• [Exercise objective]
Copy out the entries word for word, starting at the first line and going on through the line that contains "staticText: 上午9:55 xyxy=(5,3,41,15)".

• [Data shown]

----------

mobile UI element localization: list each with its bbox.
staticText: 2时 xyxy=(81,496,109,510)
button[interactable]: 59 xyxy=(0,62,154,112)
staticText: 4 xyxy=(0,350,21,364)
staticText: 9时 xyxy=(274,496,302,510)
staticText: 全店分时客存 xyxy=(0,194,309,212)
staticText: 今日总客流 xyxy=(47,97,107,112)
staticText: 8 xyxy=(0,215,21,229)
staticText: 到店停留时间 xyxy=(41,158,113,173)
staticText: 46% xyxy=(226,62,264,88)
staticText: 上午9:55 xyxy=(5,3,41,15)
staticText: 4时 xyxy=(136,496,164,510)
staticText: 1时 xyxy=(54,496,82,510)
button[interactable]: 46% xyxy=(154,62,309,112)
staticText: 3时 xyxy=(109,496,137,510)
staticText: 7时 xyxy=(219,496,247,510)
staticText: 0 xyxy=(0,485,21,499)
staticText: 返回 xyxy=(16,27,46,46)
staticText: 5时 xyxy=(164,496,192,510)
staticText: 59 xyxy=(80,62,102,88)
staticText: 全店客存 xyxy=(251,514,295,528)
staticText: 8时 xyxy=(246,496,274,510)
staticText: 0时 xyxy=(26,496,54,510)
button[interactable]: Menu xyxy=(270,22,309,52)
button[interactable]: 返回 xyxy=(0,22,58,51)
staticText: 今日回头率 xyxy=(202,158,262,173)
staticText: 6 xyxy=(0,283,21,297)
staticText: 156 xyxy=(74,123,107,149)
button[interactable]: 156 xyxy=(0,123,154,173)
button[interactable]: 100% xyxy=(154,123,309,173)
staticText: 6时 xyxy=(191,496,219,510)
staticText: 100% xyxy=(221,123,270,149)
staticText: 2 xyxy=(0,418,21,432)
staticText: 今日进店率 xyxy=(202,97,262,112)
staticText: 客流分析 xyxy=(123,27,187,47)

----------

• [Solution to this task]
mobile UI element localization: list each with its bbox.
staticText: 2时 xyxy=(81,496,109,510)
button[interactable]: 59 xyxy=(0,62,154,112)
staticText: 4 xyxy=(0,350,21,364)
staticText: 9时 xyxy=(274,496,302,510)
staticText: 全店分时客存 xyxy=(0,194,309,212)
staticText: 今日总客流 xyxy=(47,97,107,112)
staticText: 8 xyxy=(0,215,21,229)
staticText: 到店停留时间 xyxy=(41,158,113,173)
staticText: 46% xyxy=(226,62,264,88)
staticText: 上午9:55 xyxy=(5,3,41,15)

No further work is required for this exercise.